> [What the task asks] Exactly as they appear, output all of the entries.
━━ Dataset rows
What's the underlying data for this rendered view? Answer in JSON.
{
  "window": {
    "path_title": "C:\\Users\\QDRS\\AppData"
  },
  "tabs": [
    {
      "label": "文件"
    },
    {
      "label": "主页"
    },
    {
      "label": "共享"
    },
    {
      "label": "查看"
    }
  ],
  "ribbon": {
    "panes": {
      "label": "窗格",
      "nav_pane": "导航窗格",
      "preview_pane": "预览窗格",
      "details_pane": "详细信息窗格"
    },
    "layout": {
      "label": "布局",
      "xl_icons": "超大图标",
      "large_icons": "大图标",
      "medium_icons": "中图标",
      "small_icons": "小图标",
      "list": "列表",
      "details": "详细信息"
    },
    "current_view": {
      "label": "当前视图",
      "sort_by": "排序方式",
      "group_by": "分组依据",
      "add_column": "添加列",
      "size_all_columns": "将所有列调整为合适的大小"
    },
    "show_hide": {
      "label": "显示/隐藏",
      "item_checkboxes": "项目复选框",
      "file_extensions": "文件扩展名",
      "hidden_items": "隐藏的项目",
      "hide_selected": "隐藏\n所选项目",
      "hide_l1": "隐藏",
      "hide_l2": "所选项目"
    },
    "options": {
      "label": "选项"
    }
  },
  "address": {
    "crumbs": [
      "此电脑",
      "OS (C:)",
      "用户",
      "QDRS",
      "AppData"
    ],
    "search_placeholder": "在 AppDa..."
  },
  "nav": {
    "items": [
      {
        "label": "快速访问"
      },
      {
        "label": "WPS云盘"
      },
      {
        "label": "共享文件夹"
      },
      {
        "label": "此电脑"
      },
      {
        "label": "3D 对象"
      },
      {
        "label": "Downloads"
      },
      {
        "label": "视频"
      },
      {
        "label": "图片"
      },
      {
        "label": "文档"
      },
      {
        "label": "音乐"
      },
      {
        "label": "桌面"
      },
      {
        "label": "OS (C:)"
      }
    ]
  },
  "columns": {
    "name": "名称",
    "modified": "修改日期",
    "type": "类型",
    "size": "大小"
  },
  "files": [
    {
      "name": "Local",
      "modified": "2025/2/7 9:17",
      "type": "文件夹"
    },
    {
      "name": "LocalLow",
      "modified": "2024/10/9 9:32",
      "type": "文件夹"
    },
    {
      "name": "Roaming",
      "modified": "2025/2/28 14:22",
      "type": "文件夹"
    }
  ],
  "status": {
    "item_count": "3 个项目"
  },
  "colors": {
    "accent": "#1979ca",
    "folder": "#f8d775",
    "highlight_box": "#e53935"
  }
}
━━━━
> [Answer in full]
What's the underlying data for this rendered view? Answer in JSON.
{
  "window": {
    "path_title": "C:\\Users\\QDRS\\AppData"
  },
  "tabs": [
    {
      "label": "文件"
    },
    {
      "label": "主页"
    },
    {
      "label": "共享"
    },
    {
      "label": "查看"
    }
  ],
  "ribbon": {
    "panes": {
      "label": "窗格",
      "nav_pane": "导航窗格",
      "preview_pane": "预览窗格",
      "details_pane": "详细信息窗格"
    },
    "layout": {
      "label": "布局",
      "xl_icons": "超大图标",
      "large_icons": "大图标",
      "medium_icons": "中图标",
      "small_icons": "小图标",
      "list": "列表",
      "details": "详细信息"
    },
    "current_view": {
      "label": "当前视图",
      "sort_by": "排序方式",
      "group_by": "分组依据",
      "add_column": "添加列",
      "size_all_columns": "将所有列调整为合适的大小"
    },
    "show_hide": {
      "label": "显示/隐藏",
      "item_checkboxes": "项目复选框",
      "file_extensions": "文件扩展名",
      "hidden_items": "隐藏的项目",
      "hide_selected": "隐藏\n所选项目",
      "hide_l1": "隐藏",
      "hide_l2": "所选项目"
    },
    "options": {
      "label": "选项"
    }
  },
  "address": {
    "crumbs": [
      "此电脑",
      "OS (C:)",
      "用户",
      "QDRS",
      "AppData"
    ],
    "search_placeholder": "在 AppDa..."
  },
  "nav": {
    "items": [
      {
        "label": "快速访问"
      },
      {
        "label": "WPS云盘"
      },
      {
        "label": "共享文件夹"
      },
      {
        "label": "此电脑"
      },
      {
        "label": "3D 对象"
      },
      {
        "label": "Downloads"
      },
      {
        "label": "视频"
      },
      {
        "label": "图片"
      },
      {
        "label": "文档"
      },
      {
        "label": "音乐"
      },
      {
        "label": "桌面"
      },
      {
        "label": "OS (C:)"
      }
    ]
  },
  "columns": {
    "name": "名称",
    "modified": "修改日期",
    "type": "类型",
    "size": "大小"
  },
  "files": [
    {
      "name": "Local",
      "modified": "2025/2/7 9:17",
      "type": "文件夹"
    },
    {
      "name": "LocalLow",
      "modified": "2024/10/9 9:32",
      "type": "文件夹"
    },
    {
      "name": "Roaming",
      "modified": "2025/2/28 14:22",
      "type": "文件夹"
    }
  ],
  "status": {
    "item_count": "3 个项目"
  },
  "colors": {
    "accent": "#1979ca",
    "folder": "#f8d775",
    "highlight_box": "#e53935"
  }
}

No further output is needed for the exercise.